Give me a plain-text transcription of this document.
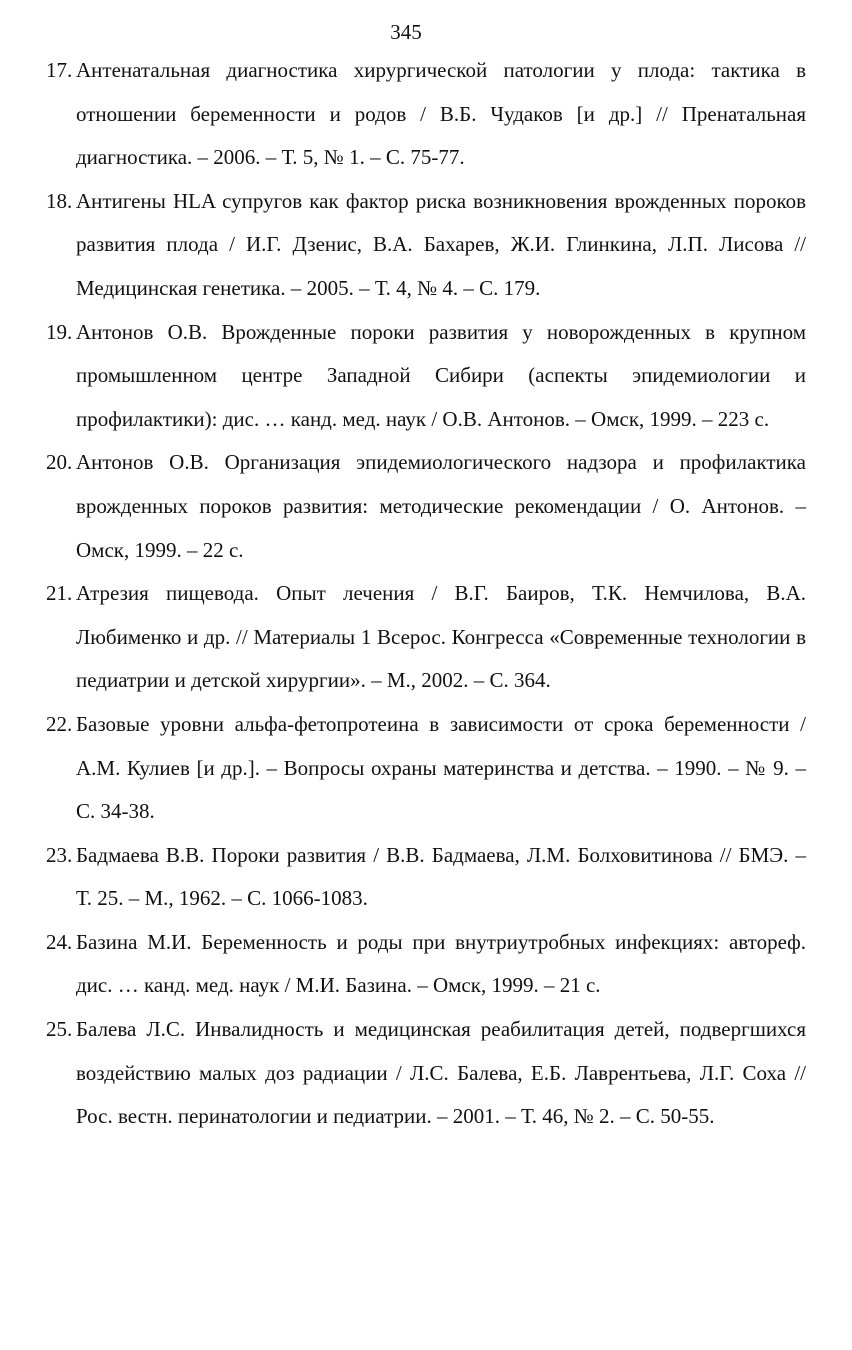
345
17. Антенатальная диагностика хирургической патологии у плода: тактика в отношении беременности и родов / В.Б. Чудаков [и др.] // Пренатальная диагностика. – 2006. – Т. 5, № 1. – С. 75-77.
18. Антигены HLA супругов как фактор риска возникновения врожденных пороков развития плода / И.Г. Дзенис, В.А. Бахарев, Ж.И. Глинкина, Л.П. Лисова // Медицинская генетика. – 2005. – Т. 4, № 4. – С. 179.
19. Антонов О.В. Врожденные пороки развития у новорожденных в крупном промышленном центре Западной Сибири (аспекты эпидемиологии и профилактики): дис. … канд. мед. наук / О.В. Антонов. – Омск, 1999. – 223 с.
20. Антонов О.В. Организация эпидемиологического надзора и профилактика врожденных пороков развития: методические рекомендации / О. Антонов. – Омск, 1999. – 22 с.
21. Атрезия пищевода. Опыт лечения / В.Г. Баиров, Т.К. Немчилова, В.А. Любименко и др. // Материалы 1 Всерос. Конгресса «Современные технологии в педиатрии и детской хирургии». – М., 2002. – С. 364.
22. Базовые уровни альфа-фетопротеина в зависимости от срока беременности / А.М. Кулиев [и др.]. – Вопросы охраны материнства и детства. – 1990. – № 9. – С. 34-38.
23. Бадмаева В.В. Пороки развития / В.В. Бадмаева, Л.М. Болховитинова // БМЭ. – Т. 25. – М., 1962. – С. 1066-1083.
24. Базина М.И. Беременность и роды при внутриутробных инфекциях: автореф. дис. … канд. мед. наук / М.И. Базина. – Омск, 1999. – 21 с.
25. Балева Л.С. Инвалидность и медицинская реабилитация детей, подвергшихся воздействию малых доз радиации / Л.С. Балева, Е.Б. Лаврентьева, Л.Г. Соха // Рос. вестн. перинатологии и педиатрии. – 2001. – Т. 46, № 2. – С. 50-55.
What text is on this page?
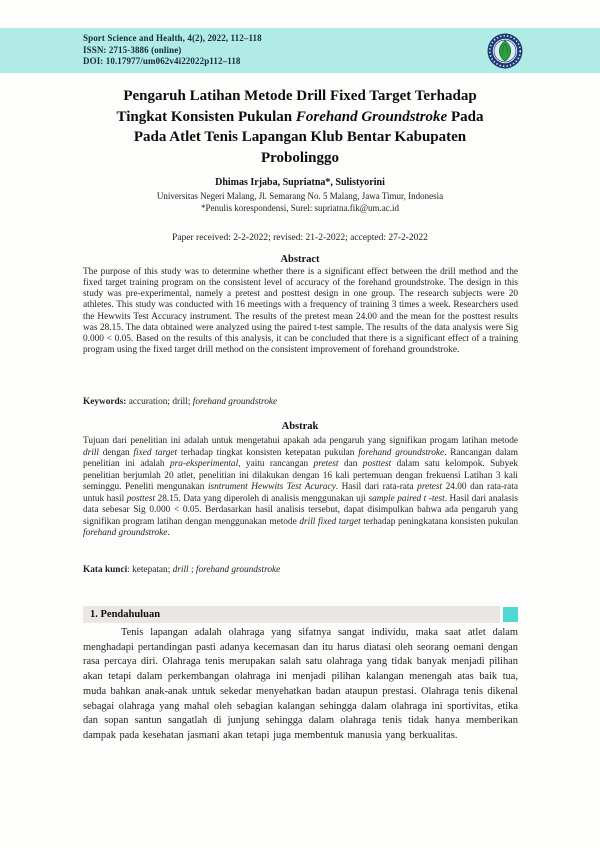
Sport Science and Health, 4(2), 2022, 112–118
ISSN: 2715-3886 (online)
DOI: 10.17977/um062v4i22022p112–118
Pengaruh Latihan Metode Drill Fixed Target Terhadap
Tingkat Konsisten Pukulan Forehand Groundstroke Pada
Pada Atlet Tenis Lapangan Klub Bentar Kabupaten
Probolinggo
Dhimas Irjaba, Supriatna*, Sulistyorini
Universitas Negeri Malang, Jl. Semarang No. 5 Malang, Jawa Timur, Indonesia
*Penulis korespondensi, Surel: supriatna.fik@um.ac.id
Paper received: 2-2-2022; revised: 21-2-2022; accepted: 27-2-2022
Abstract
The purpose of this study was to determine whether there is a significant effect between the drill method and the fixed target training program on the consistent level of accuracy of the forehand groundstroke. The design in this study was pre-experimental, namely a pretest and posttest design in one group. The research subjects were 20 athletes. This study was conducted with 16 meetings with a frequency of training 3 times a week. Researchers used the Hewwits Test Accuracy instrument. The results of the pretest mean 24.00 and the mean for the posttest results was 28.15. The data obtained were analyzed using the paired t-test sample. The results of the data analysis were Sig 0.000 < 0.05. Based on the results of this analysis, it can be concluded that there is a significant effect of a training program using the fixed target drill method on the consistent improvement of forehand groundstroke.
Keywords: accuration; drill; forehand groundstroke
Abstrak
Tujuan dari penelitian ini adalah untuk mengetahui apakah ada pengaruh yang signifikan progam latihan metode drill dengan fixed target terhadap tingkat konsisten ketepatan pukulan forehand groundstroke. Rancangan dalam penelitian ini adalah pra-eksperimental, yaitu rancangan pretest dan posttest dalam satu kelompok. Subyek penelitian berjumlah 20 atlet, penelitian ini dilakukan dengan 16 kali pertemuan dengan frekuensi Latihan 3 kali seminggu. Peneliti mengunakan isntrument Hewwits Test Acuracy. Hasil dari rata-rata pretest 24.00 dan rata-rata untuk hasil posttest 28.15. Data yang diperoleh di analisis menggunakan uji sample paired t -test. Hasil dari analasis data sebesar Sig 0.000 < 0.05. Berdasarkan hasil analisis tersebut, dapat disimpulkan bahwa ada pengaruh yang signifikan program latihan dengan menggunakan metode drill fixed target terhadap peningkatana konsisten pukulan forehand groundstroke.
Kata kunci: ketepatan; drill ; forehand groundstroke
1. Pendahuluan
Tenis lapangan adalah olahraga yang sifatnya sangat individu, maka saat atlet dalam menghadapi pertandingan pasti adanya kecemasan dan itu harus diatasi oleh seorang oemani dengan rasa percaya diri. Olahraga tenis merupakan salah satu olahraga yang tidak banyak menjadi pilihan akan tetapi dalam perkembangan olahraga ini menjadi pilihan kalangan menengah atas baik tua, muda bahkan anak-anak untuk sekedar menyehatkan badan ataupun prestasi. Olahraga tenis dikenal sebagai olahraga yang mahal oleh sebagian kalangan sehingga dalam olahraga ini sportivitas, etika dan sopan santun sangatlah di junjung sehingga dalam olahraga tenis tidak hanya memberikan dampak pada kesehatan jasmani akan tetapi juga membentuk manusia yang berkualitas.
------------------------------
**Brief**
Leave the pictures out and print the records above exactly as they stand.

**Exercise answer**
Give me a plain-text transcription of this document.
345
17. Антенатальная диагностика хирургической патологии у плода: тактика в отношении беременности и родов / В.Б. Чудаков [и др.] // Пренатальная диагностика. – 2006. – Т. 5, № 1. – С. 75-77.
18. Антигены HLA супругов как фактор риска возникновения врожденных пороков развития плода / И.Г. Дзенис, В.А. Бахарев, Ж.И. Глинкина, Л.П. Лисова // Медицинская генетика. – 2005. – Т. 4, № 4. – С. 179.
19. Антонов О.В. Врожденные пороки развития у новорожденных в крупном промышленном центре Западной Сибири (аспекты эпидемиологии и профилактики): дис. … канд. мед. наук / О.В. Антонов. – Омск, 1999. – 223 с.
20. Антонов О.В. Организация эпидемиологического надзора и профилактика врожденных пороков развития: методические рекомендации / О. Антонов. – Омск, 1999. – 22 с.
21. Атрезия пищевода. Опыт лечения / В.Г. Баиров, Т.К. Немчилова, В.А. Любименко и др. // Материалы 1 Всерос. Конгресса «Современные технологии в педиатрии и детской хирургии». – М., 2002. – С. 364.
22. Базовые уровни альфа-фетопротеина в зависимости от срока беременности / А.М. Кулиев [и др.]. – Вопросы охраны материнства и детства. – 1990. – № 9. – С. 34-38.
23. Бадмаева В.В. Пороки развития / В.В. Бадмаева, Л.М. Болховитинова // БМЭ. – Т. 25. – М., 1962. – С. 1066-1083.
24. Базина М.И. Беременность и роды при внутриутробных инфекциях: автореф. дис. … канд. мед. наук / М.И. Базина. – Омск, 1999. – 21 с.
25. Балева Л.С. Инвалидность и медицинская реабилитация детей, подвергшихся воздействию малых доз радиации / Л.С. Балева, Е.Б. Лаврентьева, Л.Г. Соха // Рос. вестн. перинатологии и педиатрии. – 2001. – Т. 46, № 2. – С. 50-55.
What text is on this page?
Sport Science and Health, 4(2), 2022, 112–118
ISSN: 2715-3886 (online)
DOI: 10.17977/um062v4i22022p112–118
Pengaruh Latihan Metode Drill Fixed Target Terhadap
Tingkat Konsisten Pukulan Forehand Groundstroke Pada
Pada Atlet Tenis Lapangan Klub Bentar Kabupaten
Probolinggo
Dhimas Irjaba, Supriatna*, Sulistyorini
Universitas Negeri Malang, Jl. Semarang No. 5 Malang, Jawa Timur, Indonesia
*Penulis korespondensi, Surel: supriatna.fik@um.ac.id
Paper received: 2-2-2022; revised: 21-2-2022; accepted: 27-2-2022
Abstract
The purpose of this study was to determine whether there is a significant effect between the drill method and the fixed target training program on the consistent level of accuracy of the forehand groundstroke. The design in this study was pre-experimental, namely a pretest and posttest design in one group. The research subjects were 20 athletes. This study was conducted with 16 meetings with a frequency of training 3 times a week. Researchers used the Hewwits Test Accuracy instrument. The results of the pretest mean 24.00 and the mean for the posttest results was 28.15. The data obtained were analyzed using the paired t-test sample. The results of the data analysis were Sig 0.000 < 0.05. Based on the results of this analysis, it can be concluded that there is a significant effect of a training program using the fixed target drill method on the consistent improvement of forehand groundstroke.
Keywords: accuration; drill; forehand groundstroke
Abstrak
Tujuan dari penelitian ini adalah untuk mengetahui apakah ada pengaruh yang signifikan progam latihan metode drill dengan fixed target terhadap tingkat konsisten ketepatan pukulan forehand groundstroke. Rancangan dalam penelitian ini adalah pra-eksperimental, yaitu rancangan pretest dan posttest dalam satu kelompok. Subyek penelitian berjumlah 20 atlet, penelitian ini dilakukan dengan 16 kali pertemuan dengan frekuensi Latihan 3 kali seminggu. Peneliti mengunakan isntrument Hewwits Test Acuracy. Hasil dari rata-rata pretest 24.00 dan rata-rata untuk hasil posttest 28.15. Data yang diperoleh di analisis menggunakan uji sample paired t -test. Hasil dari analasis data sebesar Sig 0.000 < 0.05. Berdasarkan hasil analisis tersebut, dapat disimpulkan bahwa ada pengaruh yang signifikan program latihan dengan menggunakan metode drill fixed target terhadap peningkatana konsisten pukulan forehand groundstroke.
Kata kunci: ketepatan; drill ; forehand groundstroke
1. Pendahuluan
Tenis lapangan adalah olahraga yang sifatnya sangat individu, maka saat atlet dalam menghadapi pertandingan pasti adanya kecemasan dan itu harus diatasi oleh seorang oemani dengan rasa percaya diri. Olahraga tenis merupakan salah satu olahraga yang tidak banyak menjadi pilihan akan tetapi dalam perkembangan olahraga ini menjadi pilihan kalangan menengah atas baik tua, muda bahkan anak-anak untuk sekedar menyehatkan badan ataupun prestasi. Olahraga tenis dikenal sebagai olahraga yang mahal oleh sebagian kalangan sehingga dalam olahraga ini sportivitas, etika dan sopan santun sangatlah di junjung sehingga dalam olahraga tenis tidak hanya memberikan dampak pada kesehatan jasmani akan tetapi juga membentuk manusia yang berkualitas.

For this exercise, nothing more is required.